WHAT IS NEEDED: State how many lines of the records contain the string "JSON". Give the number alone.

** START OF DATA FOR THE TASK **

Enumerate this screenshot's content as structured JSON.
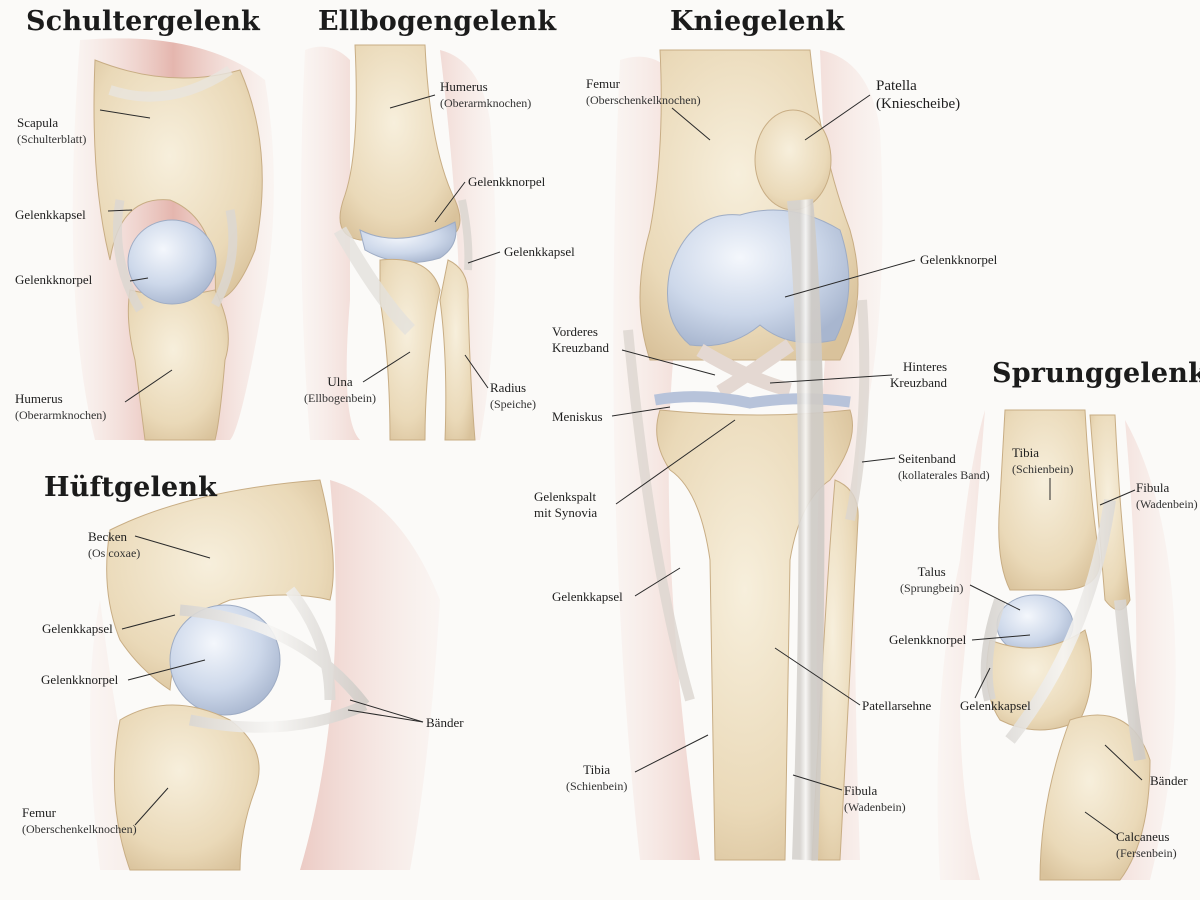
{
  "titles": {
    "shoulder": "Schultergelenk",
    "elbow": "Ellbogengelenk",
    "knee": "Kniegelenk",
    "hip": "Hüftgelenk",
    "ankle": "Sprunggelenk"
  },
  "shoulder": {
    "scapula": {
      "main": "Scapula",
      "sub": "(Schulterblatt)"
    },
    "capsule": "Gelenkkapsel",
    "cartilage": "Gelenkknorpel",
    "humerus": {
      "main": "Humerus",
      "sub": "(Oberarmknochen)"
    }
  },
  "elbow": {
    "humerus": {
      "main": "Humerus",
      "sub": "(Oberarmknochen)"
    },
    "cartilage": "Gelenkknorpel",
    "capsule": "Gelenkkapsel",
    "ulna": {
      "main": "Ulna",
      "sub": "(Ellbogenbein)"
    },
    "radius": {
      "main": "Radius",
      "sub": "(Speiche)"
    }
  },
  "knee": {
    "femur": {
      "main": "Femur",
      "sub": "(Oberschenkelknochen)"
    },
    "patella": {
      "main": "Patella",
      "sub": "(Kniescheibe)"
    },
    "cartilage": "Gelenkknorpel",
    "acl": {
      "main": "Vorderes",
      "sub": "Kreuzband"
    },
    "pcl": {
      "main": "Hinteres",
      "sub": "Kreuzband"
    },
    "meniscus": "Meniskus",
    "collateral": {
      "main": "Seitenband",
      "sub": "(kollaterales Band)"
    },
    "gap": {
      "main": "Gelenkspalt",
      "sub": "mit Synovia"
    },
    "capsule": "Gelenkkapsel",
    "tendon": "Patellarsehne",
    "tibia": {
      "main": "Tibia",
      "sub": "(Schienbein)"
    },
    "fibula": {
      "main": "Fibula",
      "sub": "(Wadenbein)"
    }
  },
  "hip": {
    "pelvis": {
      "main": "Becken",
      "sub": "(Os coxae)"
    },
    "capsule": "Gelenkkapsel",
    "cartilage": "Gelenkknorpel",
    "ligaments": "Bänder",
    "femur": {
      "main": "Femur",
      "sub": "(Oberschenkelknochen)"
    }
  },
  "ankle": {
    "tibia": {
      "main": "Tibia",
      "sub": "(Schienbein)"
    },
    "fibula": {
      "main": "Fibula",
      "sub": "(Wadenbein)"
    },
    "talus": {
      "main": "Talus",
      "sub": "(Sprungbein)"
    },
    "cartilage": "Gelenkknorpel",
    "capsule": "Gelenkkapsel",
    "ligaments": "Bänder",
    "calcaneus": {
      "main": "Calcaneus",
      "sub": "(Fersenbein)"
    }
  },
  "colors": {
    "bone": "#efe3c8",
    "cartilage": "#cfd9ea",
    "muscle": "#e3b1a8",
    "ligament": "#e8e6e2"
  }
}
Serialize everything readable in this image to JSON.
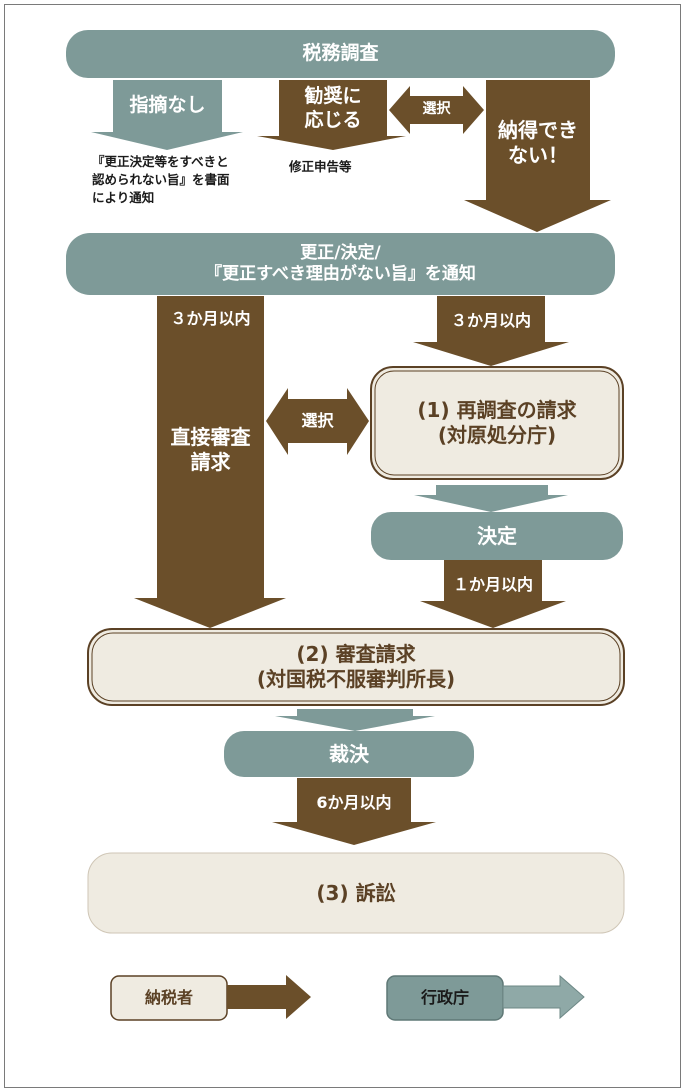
{
  "boxes": {
    "zeimu_chousa": "税務調査",
    "kousei": "更正/決定/\n『更正すべき理由がない旨』を通知",
    "saichousa": "(1) 再調査の請求\n(対原処分庁)",
    "kettei": "決定",
    "shinsa_seikyu": "(2) 審査請求\n(対国税不服審判所長)",
    "saiketsu": "裁決",
    "soshou": "(3) 訴訟"
  },
  "arrows": {
    "shiteki_nashi": "指摘なし",
    "kanshou": "勧奨に\n応じる",
    "sentaku_top": "選択",
    "nattoku": "納得でき\nない！",
    "sankagetsu_left": "３か月以内",
    "chokusetsu": "直接審査\n請求",
    "sentaku_mid": "選択",
    "sankagetsu_right": "３か月以内",
    "ikkagetsu": "１か月以内",
    "rokkagetsu": "6か月以内"
  },
  "notes": {
    "shiteki_nashi_note": "『更正決定等をすべきと\n認められない旨』を書面\nにより通知",
    "shusei_shinkoku": "修正申告等"
  },
  "legend": {
    "taxpayer": "納税者",
    "administration": "行政庁"
  },
  "colors": {
    "taxpayer_brown": "#6b4f2a",
    "admin_teal": "#7e9a98",
    "cream_box": "#efebe1",
    "cream_border": "#5b4125"
  }
}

** END OF DATA FOR THE TASK **

SOLUTION TO THIS PROBLEM: 2